## Task goal
Take from the listing each line that has the string "Rainfall".

## Available records
## Start

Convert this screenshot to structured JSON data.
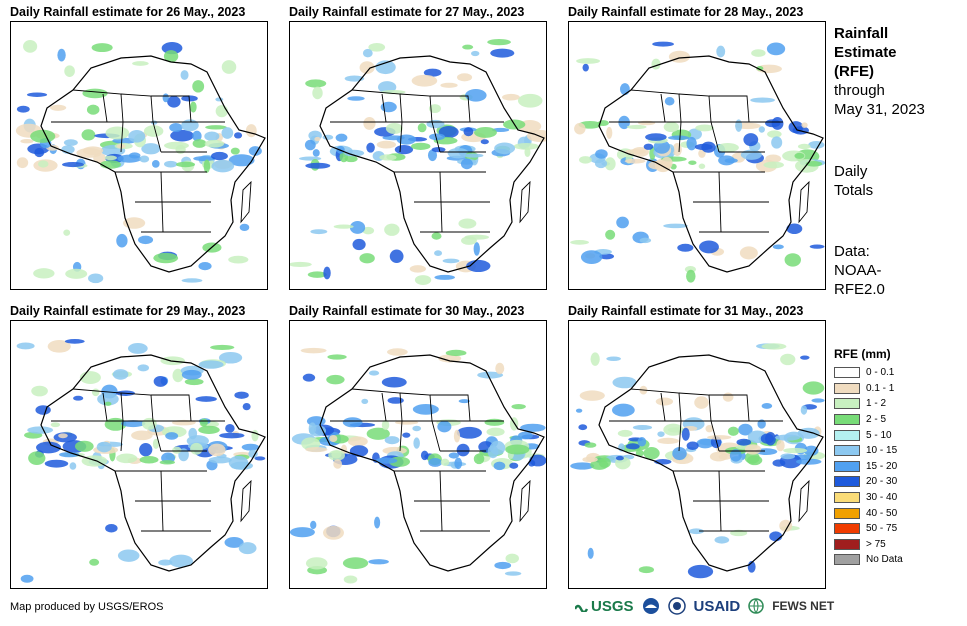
{
  "panels": [
    {
      "title": "Daily Rainfall estimate for 26 May., 2023"
    },
    {
      "title": "Daily Rainfall estimate for 27 May., 2023"
    },
    {
      "title": "Daily Rainfall estimate for 28 May., 2023"
    },
    {
      "title": "Daily Rainfall estimate for 29 May., 2023"
    },
    {
      "title": "Daily Rainfall estimate for 30 May., 2023"
    },
    {
      "title": "Daily Rainfall estimate for 31 May., 2023"
    }
  ],
  "sidebar": {
    "title_line1": "Rainfall",
    "title_line2": "Estimate",
    "title_line3": "(RFE)",
    "through": "through",
    "through_date": "May 31, 2023",
    "daily1": "Daily",
    "daily2": "Totals",
    "data1": "Data:",
    "data2": "NOAA-",
    "data3": "RFE2.0"
  },
  "legend": {
    "title": "RFE (mm)",
    "items": [
      {
        "label": "0 - 0.1",
        "color": "#ffffff"
      },
      {
        "label": "0.1 - 1",
        "color": "#f0dcc0"
      },
      {
        "label": "1 - 2",
        "color": "#c8f0c0"
      },
      {
        "label": "2 - 5",
        "color": "#78dc78"
      },
      {
        "label": "5 - 10",
        "color": "#b4f0f0"
      },
      {
        "label": "10 - 15",
        "color": "#8cc8f0"
      },
      {
        "label": "15 - 20",
        "color": "#50a0f0"
      },
      {
        "label": "20 - 30",
        "color": "#1e5adc"
      },
      {
        "label": "30 - 40",
        "color": "#fadc78"
      },
      {
        "label": "40 - 50",
        "color": "#f0a000"
      },
      {
        "label": "50 - 75",
        "color": "#f03c00"
      },
      {
        "label": "> 75",
        "color": "#a01e1e"
      },
      {
        "label": "No Data",
        "color": "#a0a0a0"
      }
    ]
  },
  "footer": {
    "credit": "Map produced by USGS/EROS"
  },
  "logos": {
    "usgs": "USGS",
    "usaid": "USAID",
    "fews": "FEWS NET"
  }
}
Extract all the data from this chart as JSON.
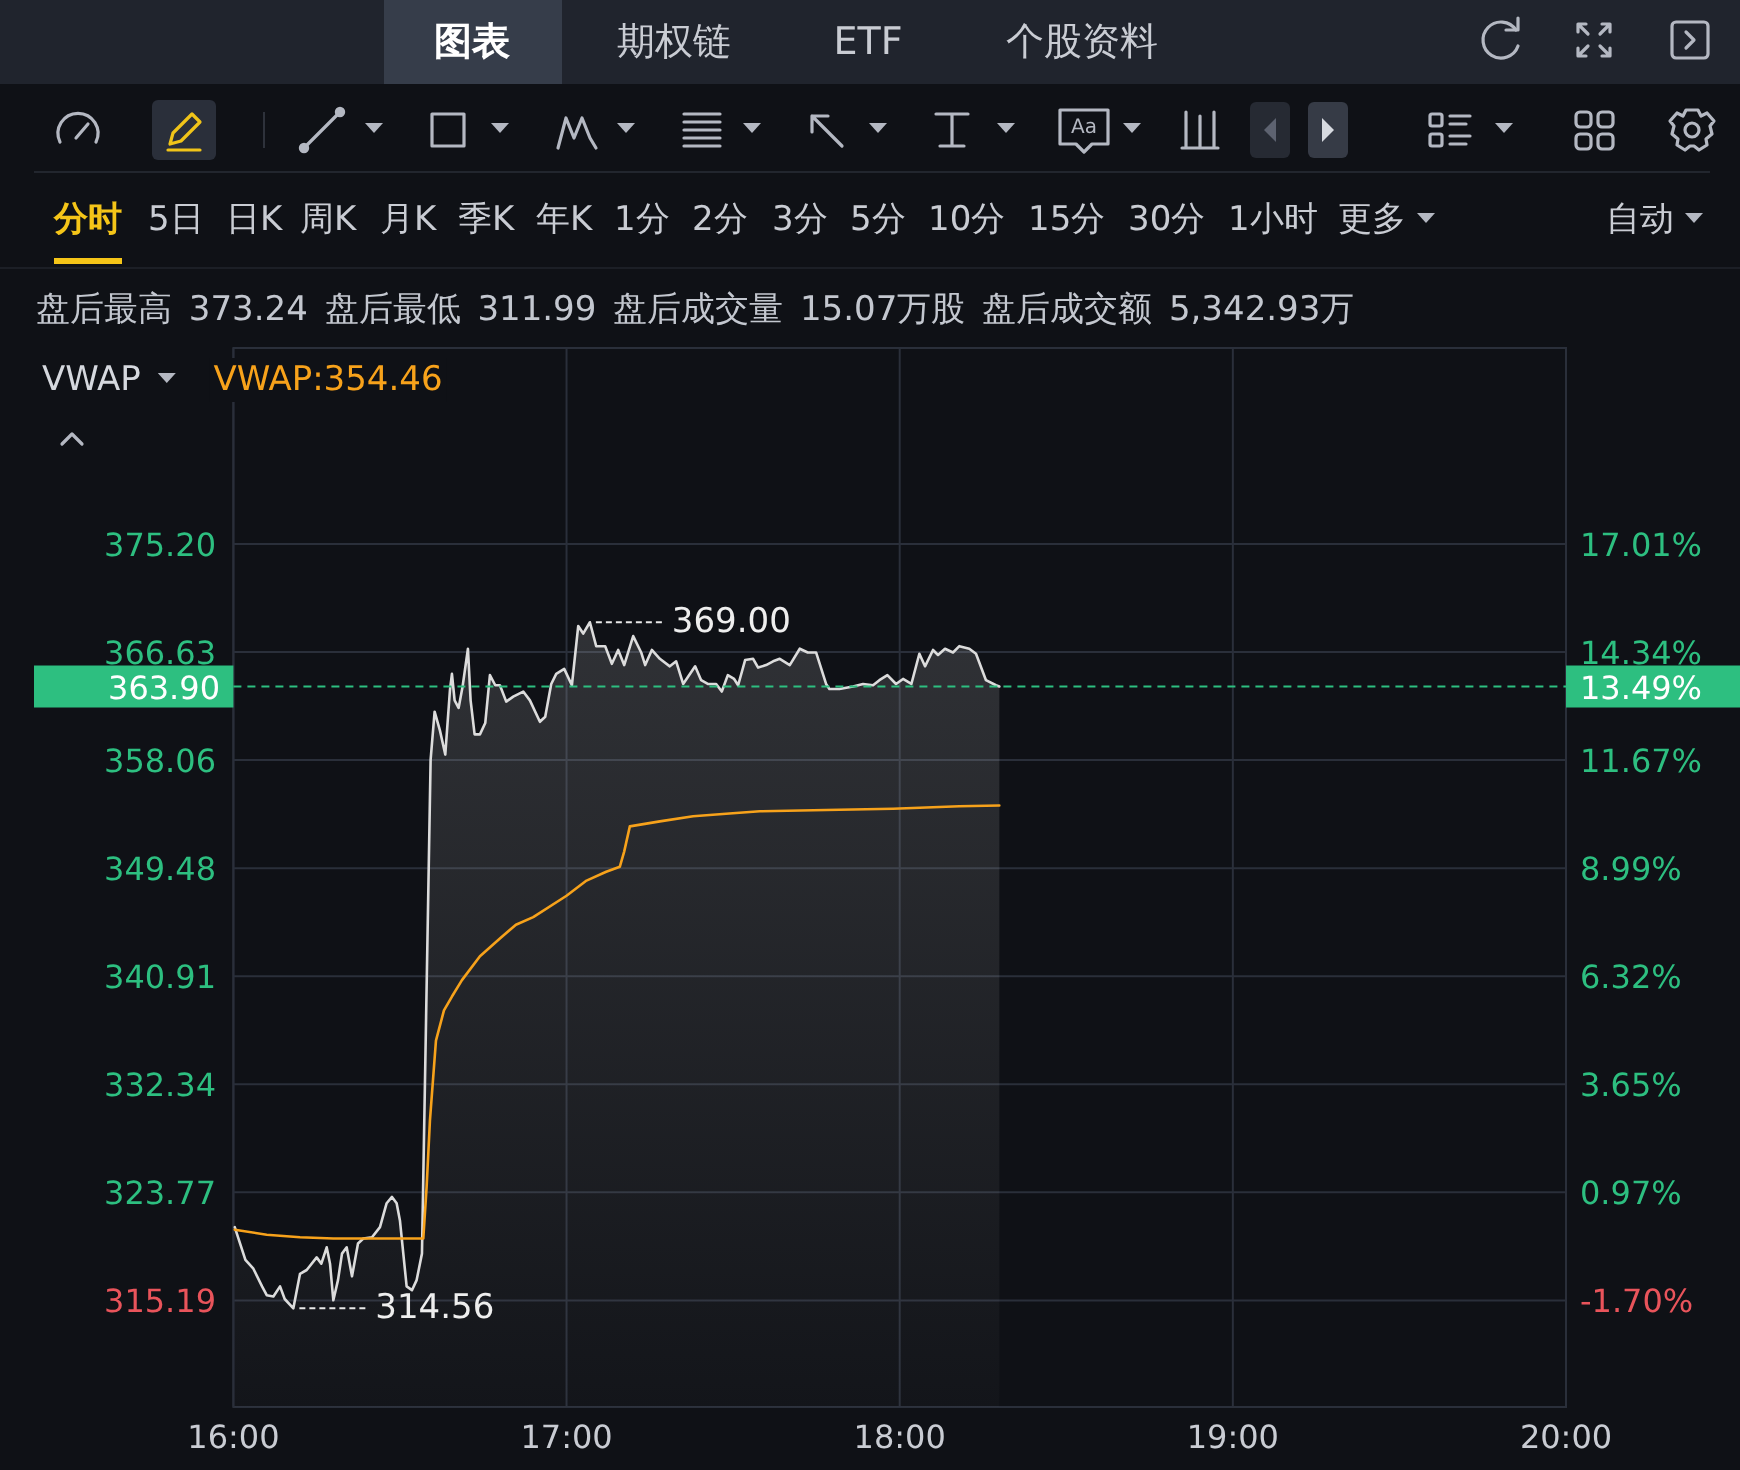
{
  "chart_data": {
    "type": "area",
    "subtitle": "盘后最高 373.24 盘后最低 311.99 盘后成交量 15.07万股 盘后成交额 5,342.93万",
    "annotations": [
      "图表",
      "期权链",
      "ETF",
      "个股资料",
      "分时",
      "5日",
      "日K",
      "周K",
      "月K",
      "季K",
      "年K",
      "1分",
      "2分",
      "3分",
      "5分",
      "10分",
      "15分",
      "30分",
      "1小时",
      "更多",
      "自动",
      "Aa",
      "VWAP",
      "13.49%",
      {
        "text": "369.00",
        "x": 17.07,
        "y": 369.0
      },
      {
        "text": "314.56",
        "x": 16.18,
        "y": 314.56
      }
    ],
    "xlim": [
      16,
      20
    ],
    "xticks": [
      {
        "value": 16,
        "label": "16:00"
      },
      {
        "value": 17,
        "label": "17:00"
      },
      {
        "value": 18,
        "label": "18:00"
      },
      {
        "value": 19,
        "label": "19:00"
      },
      {
        "value": 20,
        "label": "20:00"
      }
    ],
    "ylim": [
      306.73,
      390.76
    ],
    "yticks": [
      {
        "value": 375.2,
        "label": "375.20"
      },
      366.63,
      358.06,
      349.48,
      340.91,
      332.34,
      323.77,
      315.19
    ],
    "y2lim": [
      -4.34,
      21.86
    ],
    "y2ticks": [
      {
        "value": 17.01,
        "label": "17.01%"
      },
      {
        "value": 14.34,
        "label": "14.34%"
      },
      {
        "value": 11.67,
        "label": "11.67%"
      },
      {
        "value": 8.99,
        "label": "8.99%"
      },
      {
        "value": 6.32,
        "label": "6.32%"
      },
      {
        "value": 3.65,
        "label": "3.65%"
      },
      {
        "value": 0.97,
        "label": "0.97%"
      },
      {
        "value": -1.7,
        "label": "-1.70%"
      }
    ],
    "grid": true,
    "legend": "top left",
    "series": [
      {
        "color": "#dcdcdc",
        "x": [
          16.004,
          16.036,
          16.06,
          16.086,
          16.1,
          16.12,
          16.14,
          16.154,
          16.18,
          16.2,
          16.22,
          16.25,
          16.264,
          16.28,
          16.29,
          16.3,
          16.314,
          16.326,
          16.34,
          16.356,
          16.374,
          16.39,
          16.416,
          16.44,
          16.46,
          16.476,
          16.49,
          16.5,
          16.52,
          16.536,
          16.55,
          16.566,
          16.592,
          16.604,
          16.62,
          16.636,
          16.65,
          16.656,
          16.664,
          16.676,
          16.688,
          16.704,
          16.712,
          16.724,
          16.74,
          16.756,
          16.77,
          16.786,
          16.8,
          16.819,
          16.84,
          16.87,
          16.89,
          16.92,
          16.936,
          16.954,
          16.969,
          16.993,
          17.016,
          17.035,
          17.05,
          17.07,
          17.089,
          17.116,
          17.136,
          17.155,
          17.173,
          17.2,
          17.224,
          17.236,
          17.256,
          17.28,
          17.31,
          17.329,
          17.35,
          17.386,
          17.404,
          17.424,
          17.449,
          17.466,
          17.484,
          17.503,
          17.515,
          17.536,
          17.56,
          17.575,
          17.599,
          17.62,
          17.64,
          17.67,
          17.7,
          17.724,
          17.749,
          17.779,
          17.789,
          17.819,
          17.86,
          17.89,
          17.92,
          17.939,
          17.963,
          17.989,
          18.01,
          18.035,
          18.059,
          18.076,
          18.1,
          18.115,
          18.136,
          18.16,
          18.179,
          18.209,
          18.229,
          18.259,
          18.289,
          18.299
        ],
        "values": [
          321.0,
          318.4,
          317.7,
          316.3,
          315.6,
          315.5,
          316.3,
          315.3,
          314.56,
          317.3,
          317.6,
          318.6,
          318.1,
          319.4,
          318.1,
          315.2,
          316.8,
          318.9,
          319.4,
          317.1,
          319.7,
          320.1,
          320.2,
          321.0,
          322.9,
          323.4,
          322.9,
          321.5,
          316.3,
          316.0,
          316.8,
          318.9,
          358.1,
          361.9,
          360.4,
          358.5,
          363.6,
          364.9,
          362.8,
          362.2,
          363.9,
          366.9,
          362.8,
          360.1,
          360.1,
          361.0,
          364.8,
          364.0,
          364.0,
          362.7,
          363.1,
          363.5,
          362.8,
          361.1,
          361.5,
          364.1,
          364.9,
          365.3,
          364.0,
          368.7,
          368.1,
          369.0,
          367.1,
          367.1,
          365.7,
          366.8,
          365.6,
          367.9,
          366.6,
          365.6,
          366.8,
          366.1,
          365.5,
          365.9,
          364.1,
          365.5,
          364.4,
          364.1,
          364.1,
          363.5,
          364.8,
          364.5,
          364.0,
          366.0,
          366.1,
          365.4,
          365.6,
          365.9,
          366.1,
          365.6,
          366.9,
          366.6,
          366.6,
          364.1,
          363.7,
          363.7,
          363.9,
          364.1,
          364.0,
          364.4,
          364.8,
          364.1,
          364.5,
          364.1,
          366.5,
          365.5,
          366.8,
          366.4,
          366.9,
          366.6,
          367.1,
          366.9,
          366.5,
          364.4,
          364.0,
          363.9
        ]
      },
      {
        "name": "VWAP:354.46",
        "type": "line",
        "color": "#f7a21b",
        "x": [
          16.004,
          16.1,
          16.2,
          16.3,
          16.4,
          16.5,
          16.57,
          16.58,
          16.59,
          16.608,
          16.632,
          16.656,
          16.686,
          16.74,
          16.8,
          16.848,
          16.9,
          17.0,
          17.06,
          17.119,
          17.16,
          17.173,
          17.19,
          17.28,
          17.38,
          17.479,
          17.58,
          17.779,
          17.98,
          18.179,
          18.299
        ],
        "values": [
          320.8,
          320.4,
          320.2,
          320.1,
          320.1,
          320.1,
          320.1,
          324.2,
          329.5,
          335.8,
          338.2,
          339.3,
          340.6,
          342.5,
          343.9,
          345.0,
          345.6,
          347.3,
          348.5,
          349.2,
          349.6,
          350.8,
          352.8,
          353.2,
          353.6,
          353.8,
          354.0,
          354.1,
          354.2,
          354.4,
          354.46
        ]
      }
    ],
    "ref_lines": [
      {
        "axis": "y",
        "value": 363.9,
        "label": "363.90",
        "color": "#2dbf80",
        "line_style": "dashed"
      }
    ]
  }
}
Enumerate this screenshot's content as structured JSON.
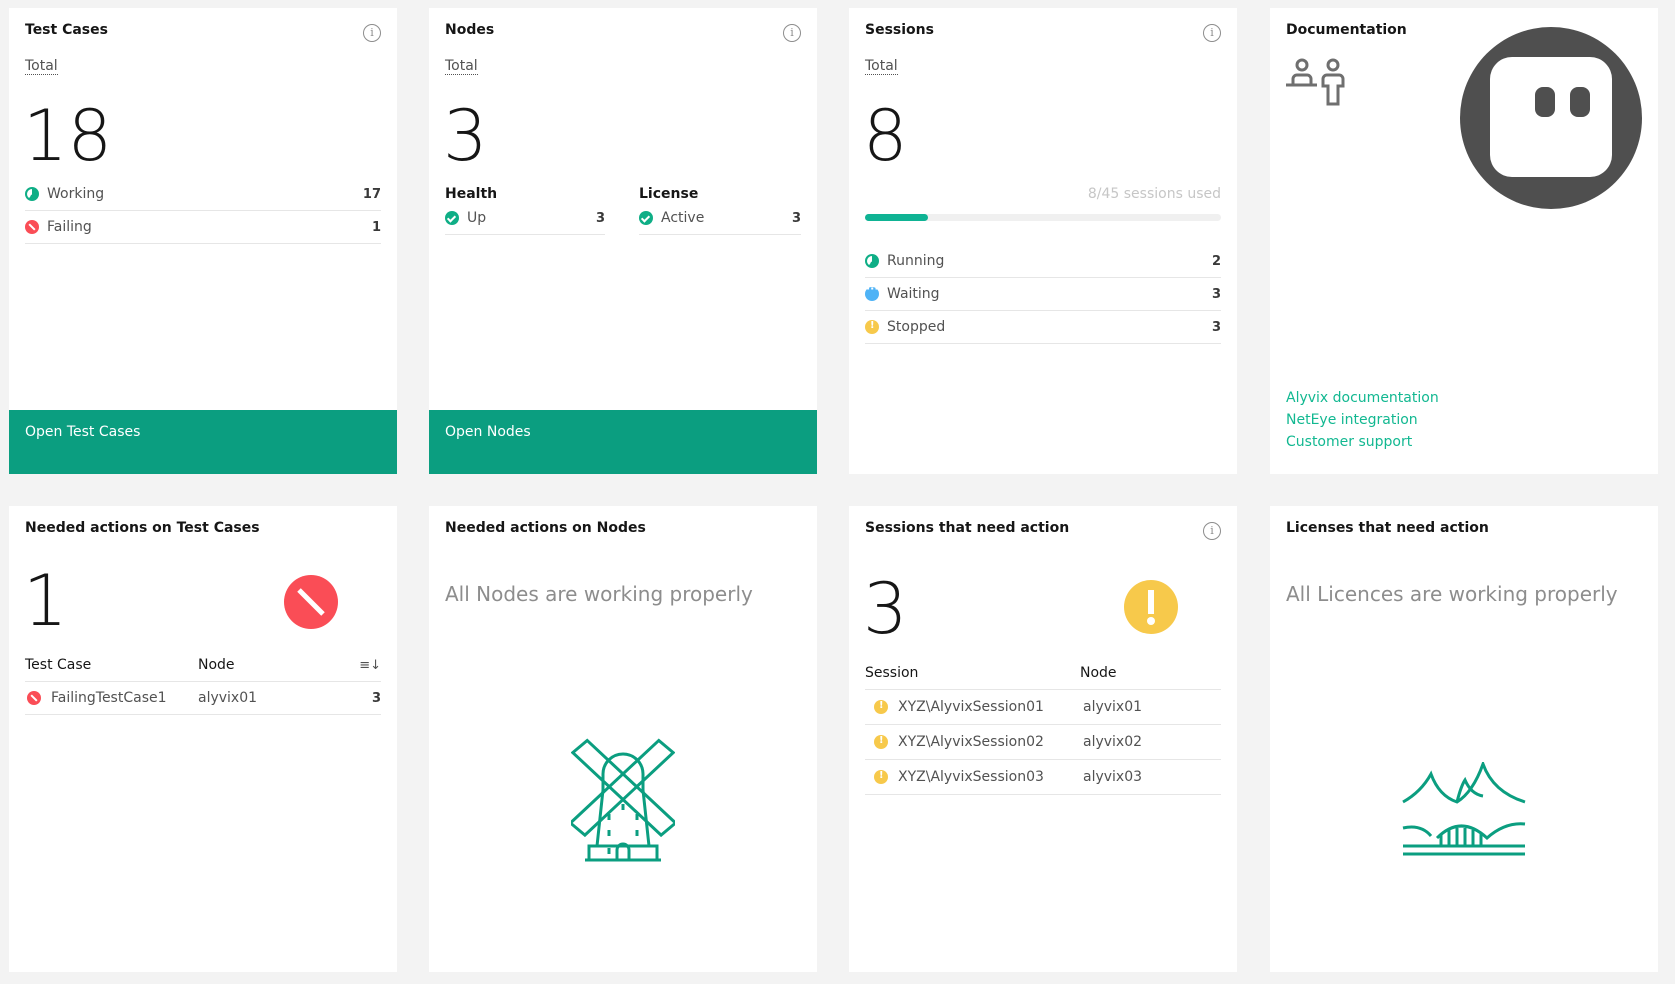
{
  "test_cases": {
    "title": "Test Cases",
    "total_label": "Total",
    "total": "18",
    "rows": [
      {
        "label": "Working",
        "value": "17",
        "icon": "working-icon"
      },
      {
        "label": "Failing",
        "value": "1",
        "icon": "failing-icon"
      }
    ],
    "button": "Open Test Cases"
  },
  "nodes": {
    "title": "Nodes",
    "total_label": "Total",
    "total": "3",
    "health": {
      "title": "Health",
      "label": "Up",
      "value": "3"
    },
    "license": {
      "title": "License",
      "label": "Active",
      "value": "3"
    },
    "button": "Open Nodes"
  },
  "sessions": {
    "title": "Sessions",
    "total_label": "Total",
    "total": "8",
    "usage_text": "8/45 sessions used",
    "usage_fraction": 0.178,
    "rows": [
      {
        "label": "Running",
        "value": "2"
      },
      {
        "label": "Waiting",
        "value": "3"
      },
      {
        "label": "Stopped",
        "value": "3"
      }
    ]
  },
  "documentation": {
    "title": "Documentation",
    "links": [
      "Alyvix documentation",
      "NetEye integration",
      "Customer support"
    ]
  },
  "needed_tc": {
    "title": "Needed actions on Test Cases",
    "count": "1",
    "headers": [
      "Test Case",
      "Node"
    ],
    "rows": [
      {
        "name": "FailingTestCase1",
        "node": "alyvix01",
        "value": "3"
      }
    ]
  },
  "needed_nodes": {
    "title": "Needed actions on Nodes",
    "message": "All Nodes are working properly"
  },
  "sessions_action": {
    "title": "Sessions that need action",
    "count": "3",
    "headers": [
      "Session",
      "Node"
    ],
    "rows": [
      {
        "session": "XYZ\\AlyvixSession01",
        "node": "alyvix01"
      },
      {
        "session": "XYZ\\AlyvixSession02",
        "node": "alyvix02"
      },
      {
        "session": "XYZ\\AlyvixSession03",
        "node": "alyvix03"
      }
    ]
  },
  "licenses": {
    "title": "Licenses that need action",
    "message": "All Licences are working properly"
  },
  "colors": {
    "accent": "#0b9e80",
    "fail": "#fa4d56",
    "warn": "#f7c94b",
    "wait": "#4fb3f6"
  }
}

## End

## The output
      "title": "Daily Rainfall estimate for 26 May., 2023"
      "title": "Daily Rainfall estimate for 27 May., 2023"
      "title": "Daily Rainfall estimate for 28 May., 2023"
      "title": "Daily Rainfall estimate for 29 May., 2023"
      "title": "Daily Rainfall estimate for 30 May., 2023"
      "title": "Daily Rainfall estimate for 31 May., 2023"
    "title_line1": "Rainfall",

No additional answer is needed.